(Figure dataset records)
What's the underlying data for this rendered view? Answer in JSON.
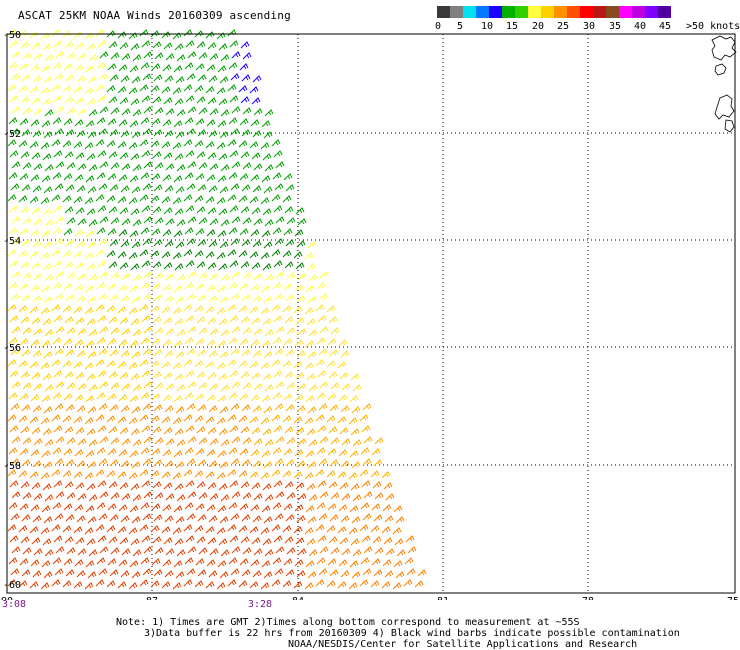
{
  "title": "ASCAT 25KM NOAA Winds 20160309 ascending",
  "colorbar": {
    "colors": [
      "#3a3a3a",
      "#808080",
      "#00e0f0",
      "#0078ff",
      "#1e00ff",
      "#00b000",
      "#30d000",
      "#ffff40",
      "#ffd000",
      "#ff9000",
      "#ff5000",
      "#ff0000",
      "#b81818",
      "#8a4a20",
      "#ff00ff",
      "#c000e0",
      "#8000ff",
      "#5000a0"
    ],
    "labels": [
      "0",
      "5",
      "10",
      "15",
      "20",
      "25",
      "30",
      "35",
      "40",
      "45",
      ">50 knots"
    ]
  },
  "map": {
    "lat_labels": [
      "-50",
      "-52",
      "-54",
      "-56",
      "-58",
      "-60"
    ],
    "lon_labels": [
      "-90",
      "-87",
      "-84",
      "-81",
      "-78",
      "-75"
    ],
    "time_labels": [
      "3:08",
      "3:28"
    ]
  },
  "notes": {
    "line1": "Note: 1) Times are GMT 2)Times along bottom correspond to measurement at ~55S",
    "line2": "3)Data buffer is 22 hrs from 20160309 4) Black wind barbs indicate possible contamination",
    "line3": "NOAA/NESDIS/Center for Satellite Applications and Research"
  }
}
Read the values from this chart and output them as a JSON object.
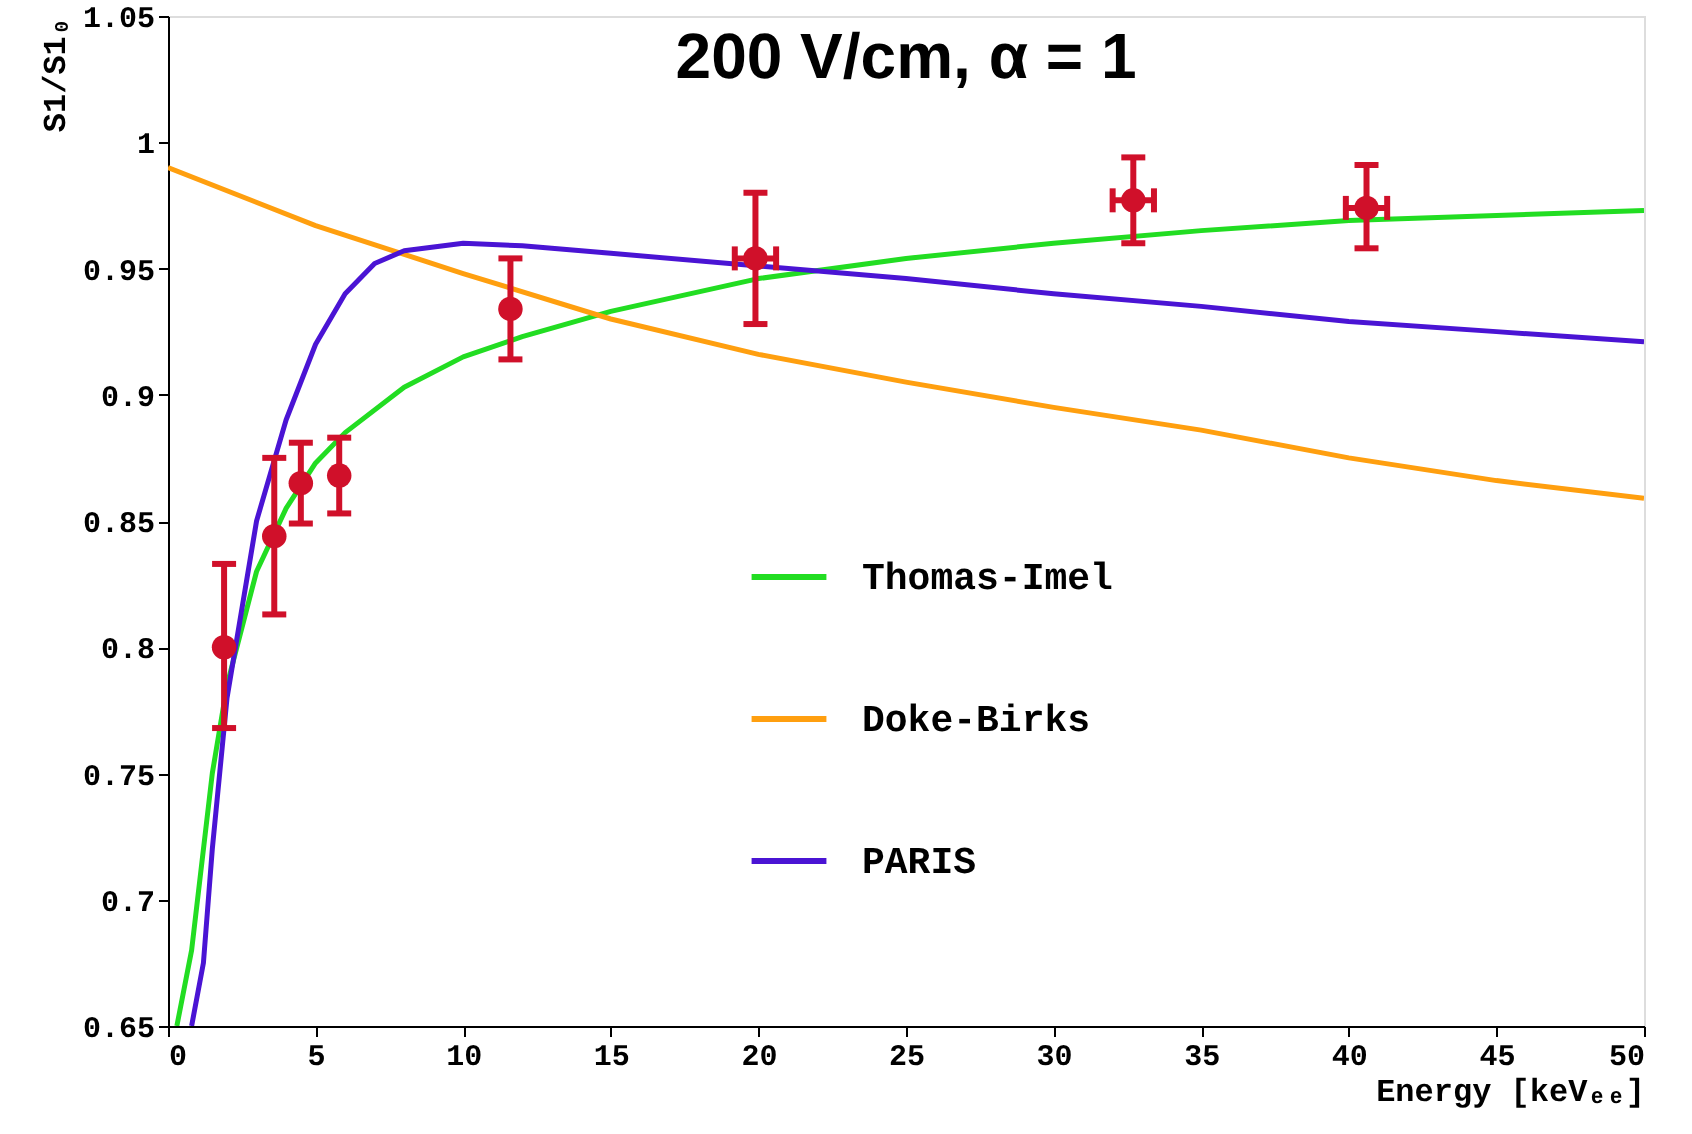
{
  "chart_data": {
    "type": "line",
    "title": "200 V/cm, α = 1",
    "xlabel": "Energy [keVₑₑ]",
    "ylabel": "S1/S1₀",
    "xlim": [
      0,
      50
    ],
    "xticks": [
      0,
      5,
      10,
      15,
      20,
      25,
      30,
      35,
      40,
      45,
      50
    ],
    "ylim": [
      0.65,
      1.05
    ],
    "yticks": [
      0.65,
      0.7,
      0.75,
      0.8,
      0.85,
      0.9,
      0.95,
      1,
      1.05
    ],
    "grid": false,
    "legend": "center",
    "line_style": "solid",
    "series": [
      {
        "name": "Thomas-Imel",
        "type": "line",
        "color": "#22dd22",
        "marker": "none",
        "x": [
          0.3,
          0.8,
          1,
          1.5,
          2,
          3,
          4,
          5,
          6,
          8,
          10,
          12,
          15,
          20,
          25,
          30,
          35,
          40,
          45,
          50
        ],
        "values": [
          0.65,
          0.68,
          0.7,
          0.75,
          0.785,
          0.83,
          0.855,
          0.873,
          0.885,
          0.903,
          0.915,
          0.923,
          0.933,
          0.946,
          0.954,
          0.96,
          0.965,
          0.969,
          0.971,
          0.973
        ]
      },
      {
        "name": "Doke-Birks",
        "type": "line",
        "color": "#ff9f0f",
        "marker": "none",
        "x": [
          0,
          5,
          10,
          15,
          20,
          25,
          30,
          35,
          40,
          45,
          50
        ],
        "values": [
          0.99,
          0.967,
          0.948,
          0.93,
          0.916,
          0.905,
          0.895,
          0.886,
          0.875,
          0.866,
          0.859
        ]
      },
      {
        "name": "PARIS",
        "type": "line",
        "color": "#4a14d4",
        "marker": "none",
        "x": [
          0.8,
          1.2,
          1.5,
          2,
          3,
          4,
          5,
          6,
          7,
          8,
          10,
          12,
          15,
          20,
          25,
          30,
          35,
          40,
          45,
          50
        ],
        "values": [
          0.65,
          0.675,
          0.72,
          0.78,
          0.85,
          0.89,
          0.92,
          0.94,
          0.952,
          0.957,
          0.96,
          0.959,
          0.956,
          0.951,
          0.946,
          0.94,
          0.935,
          0.929,
          0.925,
          0.921
        ]
      },
      {
        "type": "scatter",
        "color": "#d0102a",
        "marker": "circle",
        "x": [
          1.9,
          3.6,
          4.5,
          5.8,
          11.6,
          19.9,
          32.7,
          40.6
        ],
        "values": [
          0.8,
          0.844,
          0.865,
          0.868,
          0.934,
          0.954,
          0.977,
          0.974
        ],
        "errors": [
          [
            0.768,
            0.833
          ],
          [
            0.813,
            0.875
          ],
          [
            0.849,
            0.881
          ],
          [
            0.853,
            0.883
          ],
          [
            0.914,
            0.954
          ],
          [
            0.928,
            0.98
          ],
          [
            0.96,
            0.994
          ],
          [
            0.958,
            0.991
          ]
        ],
        "xerrors": [
          null,
          null,
          null,
          null,
          null,
          0.7,
          0.7,
          0.7
        ]
      }
    ]
  }
}
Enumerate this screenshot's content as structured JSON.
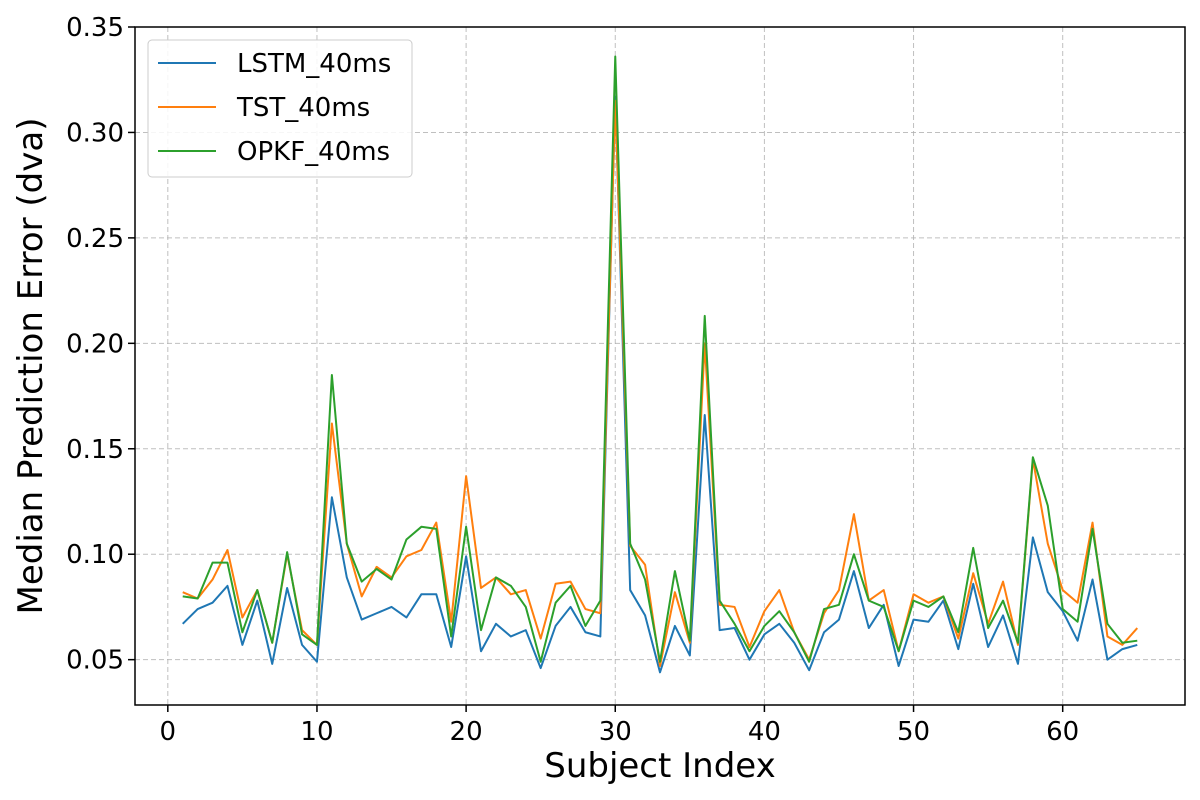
{
  "chart_data": {
    "type": "line",
    "title": "",
    "xlabel": "Subject Index",
    "ylabel": "Median Prediction Error (dva)",
    "xlim": [
      -2.2,
      68.2
    ],
    "ylim": [
      0.0285,
      0.35
    ],
    "xticks": [
      0,
      10,
      20,
      30,
      40,
      50,
      60
    ],
    "yticks": [
      0.05,
      0.1,
      0.15,
      0.2,
      0.25,
      0.3,
      0.35
    ],
    "xtick_labels": [
      "0",
      "10",
      "20",
      "30",
      "40",
      "50",
      "60"
    ],
    "ytick_labels": [
      "0.05",
      "0.10",
      "0.15",
      "0.20",
      "0.25",
      "0.30",
      "0.35"
    ],
    "grid": true,
    "legend_position": "top-left",
    "x": [
      1,
      2,
      3,
      4,
      5,
      6,
      7,
      8,
      9,
      10,
      11,
      12,
      13,
      14,
      15,
      16,
      17,
      18,
      19,
      20,
      21,
      22,
      23,
      24,
      25,
      26,
      27,
      28,
      29,
      30,
      31,
      32,
      33,
      34,
      35,
      36,
      37,
      38,
      39,
      40,
      41,
      42,
      43,
      44,
      45,
      46,
      47,
      48,
      49,
      50,
      51,
      52,
      53,
      54,
      55,
      56,
      57,
      58,
      59,
      60,
      61,
      62,
      63,
      64,
      65
    ],
    "series": [
      {
        "name": "LSTM_40ms",
        "color": "#1f77b4",
        "values": [
          0.067,
          0.074,
          0.077,
          0.085,
          0.057,
          0.078,
          0.048,
          0.084,
          0.057,
          0.049,
          0.127,
          0.089,
          0.069,
          0.072,
          0.075,
          0.07,
          0.081,
          0.081,
          0.056,
          0.099,
          0.054,
          0.067,
          0.061,
          0.064,
          0.046,
          0.066,
          0.075,
          0.063,
          0.061,
          0.317,
          0.083,
          0.071,
          0.044,
          0.066,
          0.052,
          0.166,
          0.064,
          0.065,
          0.05,
          0.062,
          0.067,
          0.058,
          0.045,
          0.063,
          0.069,
          0.092,
          0.065,
          0.076,
          0.047,
          0.069,
          0.068,
          0.078,
          0.055,
          0.086,
          0.056,
          0.071,
          0.048,
          0.108,
          0.082,
          0.073,
          0.059,
          0.088,
          0.05,
          0.055,
          0.057
        ]
      },
      {
        "name": "TST_40ms",
        "color": "#ff7f0e",
        "values": [
          0.082,
          0.079,
          0.088,
          0.102,
          0.07,
          0.083,
          0.058,
          0.1,
          0.064,
          0.057,
          0.162,
          0.105,
          0.08,
          0.094,
          0.089,
          0.099,
          0.102,
          0.115,
          0.068,
          0.137,
          0.084,
          0.089,
          0.081,
          0.083,
          0.06,
          0.086,
          0.087,
          0.074,
          0.072,
          0.315,
          0.104,
          0.095,
          0.047,
          0.082,
          0.058,
          0.2,
          0.076,
          0.075,
          0.056,
          0.073,
          0.083,
          0.063,
          0.05,
          0.072,
          0.083,
          0.119,
          0.078,
          0.083,
          0.054,
          0.081,
          0.077,
          0.08,
          0.06,
          0.091,
          0.067,
          0.087,
          0.057,
          0.145,
          0.105,
          0.083,
          0.077,
          0.115,
          0.061,
          0.057,
          0.065
        ]
      },
      {
        "name": "OPKF_40ms",
        "color": "#2ca02c",
        "values": [
          0.08,
          0.079,
          0.096,
          0.096,
          0.063,
          0.083,
          0.058,
          0.101,
          0.062,
          0.057,
          0.185,
          0.105,
          0.087,
          0.093,
          0.088,
          0.107,
          0.113,
          0.112,
          0.061,
          0.113,
          0.064,
          0.089,
          0.085,
          0.075,
          0.049,
          0.077,
          0.085,
          0.066,
          0.078,
          0.336,
          0.105,
          0.088,
          0.049,
          0.092,
          0.059,
          0.213,
          0.078,
          0.067,
          0.054,
          0.066,
          0.073,
          0.063,
          0.049,
          0.074,
          0.076,
          0.1,
          0.078,
          0.075,
          0.054,
          0.078,
          0.075,
          0.08,
          0.063,
          0.103,
          0.065,
          0.078,
          0.058,
          0.146,
          0.123,
          0.074,
          0.068,
          0.112,
          0.067,
          0.058,
          0.059
        ]
      }
    ]
  }
}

» Short exercise
Scan the entries above. Copy each line that has the string "xlabel".

» Reply
    "xlabel": "Energy [keVₑₑ]",
    "xlabel": "Subject Index",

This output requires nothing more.